═════ PASSAGE ═════
Monday, 28 March 2011

Free Writing

There's been a number of writing jobs appear on the 'net recently. I haven't actively searched any of them out, just stumbled across them on my way through interspace. I'm not going to name them, but they've all seemed interesting and the type of thing I wouldn't mind writing.

Then I had a thought...

You have to apply for all these jobs - send off sample pieces of writing, describe how you'd suit the position, etc etc. Much like you'd have to do with any job. Except none of them are actual 'jobs'. None are paid.

These sites are essentially getting articles for nothing. This is fantastic for them - free staff! If someone writes rubbish, it doesn't matter - don't bother posting it and instead look to the next person. Easy! Some of these positions are for magazine sites. Why should they bother having an actual employed writing staff when people will do it for nothing?

Which made me wonder...

Are we (people wanting to write) being exploited here? Hell, we'll jump through all the hoops placed in front of us to 'work' for these people. What do we get out of it? Our name at the bottom of the article somewhere? Is that enough? Are we so desperate to get something published that we'll accept any opportunity that comes our way?

And then...

Am I not dedicated enough to writing because I question whether it's a good to participate in this kind of thing? Should I really be 'taking advantage' of the 'opportunities' these organisations are handing to me? Sure, it'll get my name out there, but will it really? Does anyone take much notice of who wrote what?


Since all these sites are free to readers (even those that sell physical magazines), I suppose it's not unreasonable for the writers to work for free. But is all this 'freeness' on the internet devaluing the work of authors? I mean, anyone can write stuff and stick it online for the world to read these days. Are 'regular' writers not valued as much anymore?
═════ DATA ═════
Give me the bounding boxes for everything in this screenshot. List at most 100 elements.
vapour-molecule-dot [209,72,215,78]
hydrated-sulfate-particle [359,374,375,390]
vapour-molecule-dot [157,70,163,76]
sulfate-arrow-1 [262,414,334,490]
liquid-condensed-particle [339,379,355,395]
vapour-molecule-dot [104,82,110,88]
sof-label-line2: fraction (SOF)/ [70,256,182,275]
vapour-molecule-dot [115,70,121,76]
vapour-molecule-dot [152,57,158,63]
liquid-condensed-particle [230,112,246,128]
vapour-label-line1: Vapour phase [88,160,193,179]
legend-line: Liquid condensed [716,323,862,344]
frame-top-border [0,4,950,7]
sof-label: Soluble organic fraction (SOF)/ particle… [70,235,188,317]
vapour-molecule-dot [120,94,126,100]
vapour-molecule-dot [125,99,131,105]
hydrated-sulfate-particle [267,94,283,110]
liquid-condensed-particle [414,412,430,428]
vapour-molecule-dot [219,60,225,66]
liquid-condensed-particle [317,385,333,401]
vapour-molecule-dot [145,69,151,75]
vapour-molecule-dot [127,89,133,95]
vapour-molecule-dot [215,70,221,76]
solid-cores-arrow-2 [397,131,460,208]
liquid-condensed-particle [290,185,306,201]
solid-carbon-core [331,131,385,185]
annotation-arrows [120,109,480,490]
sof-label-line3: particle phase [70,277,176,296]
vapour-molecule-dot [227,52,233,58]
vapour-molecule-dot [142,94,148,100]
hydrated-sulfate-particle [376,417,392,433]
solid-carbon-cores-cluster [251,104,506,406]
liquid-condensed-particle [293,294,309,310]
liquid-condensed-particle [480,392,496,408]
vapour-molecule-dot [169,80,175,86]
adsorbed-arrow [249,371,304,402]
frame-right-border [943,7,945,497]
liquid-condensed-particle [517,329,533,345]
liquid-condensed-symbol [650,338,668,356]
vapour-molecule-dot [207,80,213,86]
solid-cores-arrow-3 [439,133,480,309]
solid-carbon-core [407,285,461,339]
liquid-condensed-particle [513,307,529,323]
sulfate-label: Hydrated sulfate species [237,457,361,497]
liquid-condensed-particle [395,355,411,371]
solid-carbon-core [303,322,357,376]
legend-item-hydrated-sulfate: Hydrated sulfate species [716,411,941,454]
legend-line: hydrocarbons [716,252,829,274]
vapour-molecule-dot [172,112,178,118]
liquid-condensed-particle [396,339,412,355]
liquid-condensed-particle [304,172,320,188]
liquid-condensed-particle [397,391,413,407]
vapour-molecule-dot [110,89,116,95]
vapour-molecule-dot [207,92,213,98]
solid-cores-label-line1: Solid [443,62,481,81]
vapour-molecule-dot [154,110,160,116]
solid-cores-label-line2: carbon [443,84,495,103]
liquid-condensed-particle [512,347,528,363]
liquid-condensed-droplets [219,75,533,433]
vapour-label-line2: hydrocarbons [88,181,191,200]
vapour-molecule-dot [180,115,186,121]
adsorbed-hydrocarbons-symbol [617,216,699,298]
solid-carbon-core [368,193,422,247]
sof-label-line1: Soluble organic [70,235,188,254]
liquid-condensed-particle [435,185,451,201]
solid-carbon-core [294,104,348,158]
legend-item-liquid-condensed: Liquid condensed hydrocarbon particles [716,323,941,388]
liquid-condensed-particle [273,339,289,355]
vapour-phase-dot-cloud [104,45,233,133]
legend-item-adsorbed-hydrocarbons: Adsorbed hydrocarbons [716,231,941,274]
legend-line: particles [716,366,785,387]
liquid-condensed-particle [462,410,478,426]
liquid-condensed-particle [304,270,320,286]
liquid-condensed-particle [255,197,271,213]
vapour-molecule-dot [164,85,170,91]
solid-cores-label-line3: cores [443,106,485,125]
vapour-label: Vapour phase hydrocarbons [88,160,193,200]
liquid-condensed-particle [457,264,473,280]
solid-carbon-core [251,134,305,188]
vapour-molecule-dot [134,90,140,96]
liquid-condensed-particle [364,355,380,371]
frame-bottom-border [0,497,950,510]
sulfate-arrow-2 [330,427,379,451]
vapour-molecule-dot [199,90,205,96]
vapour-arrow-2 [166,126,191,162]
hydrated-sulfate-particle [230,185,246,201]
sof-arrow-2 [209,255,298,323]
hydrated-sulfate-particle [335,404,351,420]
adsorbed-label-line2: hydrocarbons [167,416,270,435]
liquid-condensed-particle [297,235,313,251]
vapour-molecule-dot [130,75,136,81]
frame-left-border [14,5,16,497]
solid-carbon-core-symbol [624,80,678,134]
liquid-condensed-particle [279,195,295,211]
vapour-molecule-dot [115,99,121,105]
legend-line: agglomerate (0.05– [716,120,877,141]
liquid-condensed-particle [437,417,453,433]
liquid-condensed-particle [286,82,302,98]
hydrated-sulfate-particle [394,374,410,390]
═════
• INSTRUCTION 1
Translate this sentence from the blog post on unpaid writing jobs into Spanish: "Why should they bother having an actual employed writing staff when people will do it for nothing?"
• INSTRUCTION 2
Continue the blog post on unpaid writing jobs from its final sentence.

• WRITTEN RESPONSE 1
¿Por qué deberían molestarse en tener un equipo de redacción realmente contratado cuando hay gente que lo hará gratis?

• WRITTEN RESPONSE 2
There are lots of questions (as you may have noticed) and I don't have any answers. I suspect there are lots of opinions, but as for the truth...


  1. The difference between what you write for free on your blog and what you write for free for someone else's website is that you can put the stuff you wrote for someone else's website on your CV and cover letter when you submit your writing to an agent and/or publisher.

    It's the fact that someone besides you has decided that your writing is of a sufficient level of quality. It's the same reason we have academic degrees. You can SAY you're a great computational chemist, but your degree certifies that OTHER PEOPLE say you're a sufficiently decent computational chemist.

    That said, people who expect you to write for their website for free are rubbish.

  2. What you say is true, and exactly the reason why so many people (including me) apply to do it. But if you're writing articles for a 'proper' magazine website whose aim, when it comes down to it, is to make a profit (from advertising on the site or bumping up their physical magazine sales) then I can't help but wonder if there's some exploitation taking place. Your article (or whatever) is taking the place of something an official paid employee would otherwise write. You ought to get something out of the writing other than a note on your CV. Free magazine subscription, bits of free tat, paid trip to somewhere...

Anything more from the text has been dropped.